Records about charts and figures
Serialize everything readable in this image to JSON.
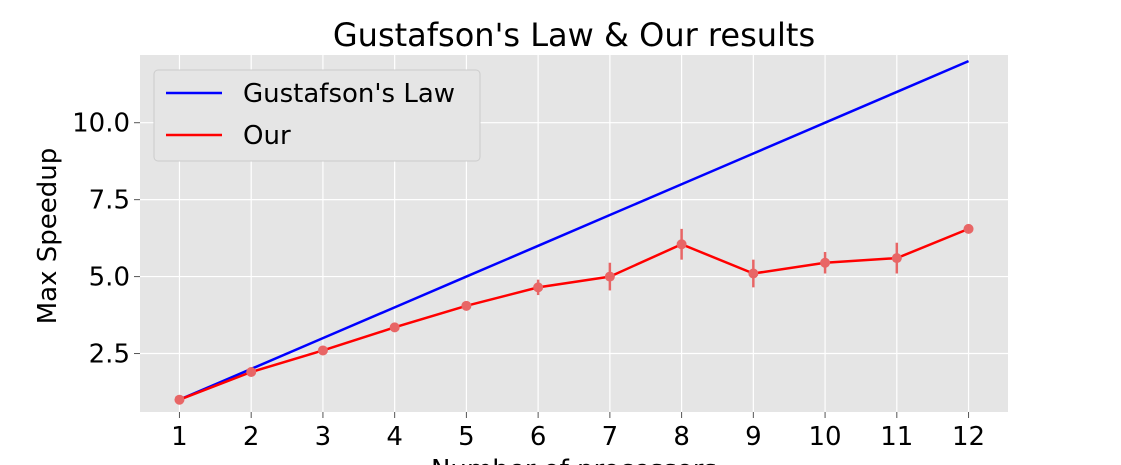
{
  "chart_data": {
    "type": "line",
    "title": "Gustafson's Law & Our results",
    "xlabel": "Number of processors",
    "ylabel": "Max Speedup",
    "x": [
      1,
      2,
      3,
      4,
      5,
      6,
      7,
      8,
      9,
      10,
      11,
      12
    ],
    "xlim": [
      0.45,
      12.55
    ],
    "ylim": [
      0.6,
      12.2
    ],
    "yticks": [
      2.5,
      5.0,
      7.5,
      10.0
    ],
    "ytick_labels": [
      "2.5",
      "5.0",
      "7.5",
      "10.0"
    ],
    "xtick_labels": [
      "1",
      "2",
      "3",
      "4",
      "5",
      "6",
      "7",
      "8",
      "9",
      "10",
      "11",
      "12"
    ],
    "grid": true,
    "background": "#e5e5e5",
    "legend_position": "upper-left",
    "series": [
      {
        "name": "Gustafson's Law",
        "color": "#0000ff",
        "values": [
          1,
          2,
          3,
          4,
          5,
          6,
          7,
          8,
          9,
          10,
          11,
          12
        ]
      },
      {
        "name": "Our",
        "color": "#ff0000",
        "marker_color": "#e86666",
        "values": [
          1.0,
          1.9,
          2.6,
          3.35,
          4.05,
          4.65,
          5.0,
          6.05,
          5.1,
          5.45,
          5.6,
          6.55
        ],
        "errors": [
          0.0,
          0.05,
          0.08,
          0.1,
          0.1,
          0.25,
          0.45,
          0.5,
          0.45,
          0.35,
          0.5,
          0.1
        ]
      }
    ]
  }
}
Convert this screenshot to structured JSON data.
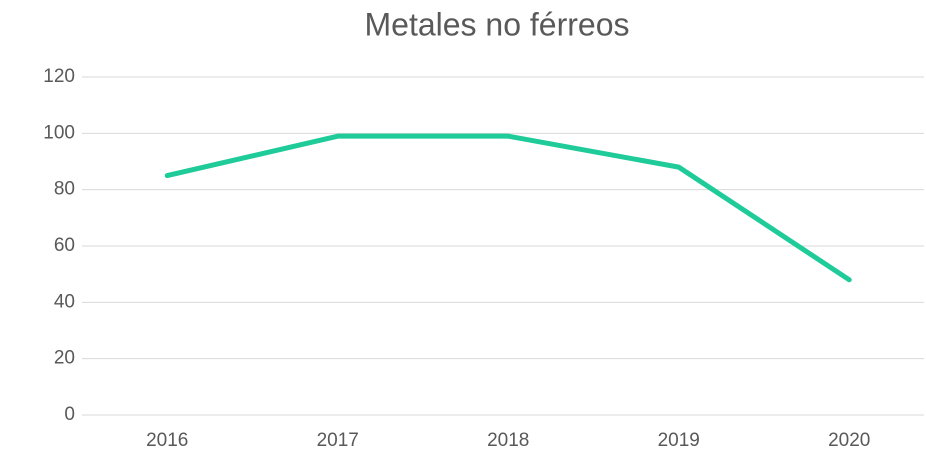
{
  "chart_data": {
    "type": "line",
    "title": "Metales no férreos",
    "categories": [
      "2016",
      "2017",
      "2018",
      "2019",
      "2020"
    ],
    "series": [
      {
        "name": "Metales no férreos",
        "color": "#1ecb99",
        "values": [
          85,
          99,
          99,
          88,
          48
        ]
      }
    ],
    "ylim": [
      0,
      120
    ],
    "yticks": [
      0,
      20,
      40,
      60,
      80,
      100,
      120
    ],
    "grid": true
  }
}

TASK TO COMPLETE:
Without the pictures, return all the records precisely as they stand.

TASK RESULT:
Serialize everything readable in this image to JSON.
{
  "chart_data": {
    "type": "line",
    "title": "Gustafson's Law & Our results",
    "xlabel": "Number of processors",
    "ylabel": "Max Speedup",
    "x": [
      1,
      2,
      3,
      4,
      5,
      6,
      7,
      8,
      9,
      10,
      11,
      12
    ],
    "xlim": [
      0.45,
      12.55
    ],
    "ylim": [
      0.6,
      12.2
    ],
    "yticks": [
      2.5,
      5.0,
      7.5,
      10.0
    ],
    "ytick_labels": [
      "2.5",
      "5.0",
      "7.5",
      "10.0"
    ],
    "xtick_labels": [
      "1",
      "2",
      "3",
      "4",
      "5",
      "6",
      "7",
      "8",
      "9",
      "10",
      "11",
      "12"
    ],
    "grid": true,
    "background": "#e5e5e5",
    "legend_position": "upper-left",
    "series": [
      {
        "name": "Gustafson's Law",
        "color": "#0000ff",
        "values": [
          1,
          2,
          3,
          4,
          5,
          6,
          7,
          8,
          9,
          10,
          11,
          12
        ]
      },
      {
        "name": "Our",
        "color": "#ff0000",
        "marker_color": "#e86666",
        "values": [
          1.0,
          1.9,
          2.6,
          3.35,
          4.05,
          4.65,
          5.0,
          6.05,
          5.1,
          5.45,
          5.6,
          6.55
        ],
        "errors": [
          0.0,
          0.05,
          0.08,
          0.1,
          0.1,
          0.25,
          0.45,
          0.5,
          0.45,
          0.35,
          0.5,
          0.1
        ]
      }
    ]
  }
}
Convert this screenshot to structured JSON data.
{
  "chart_data": {
    "type": "line",
    "title": "Metales no férreos",
    "categories": [
      "2016",
      "2017",
      "2018",
      "2019",
      "2020"
    ],
    "series": [
      {
        "name": "Metales no férreos",
        "color": "#1ecb99",
        "values": [
          85,
          99,
          99,
          88,
          48
        ]
      }
    ],
    "ylim": [
      0,
      120
    ],
    "yticks": [
      0,
      20,
      40,
      60,
      80,
      100,
      120
    ],
    "grid": true
  }
}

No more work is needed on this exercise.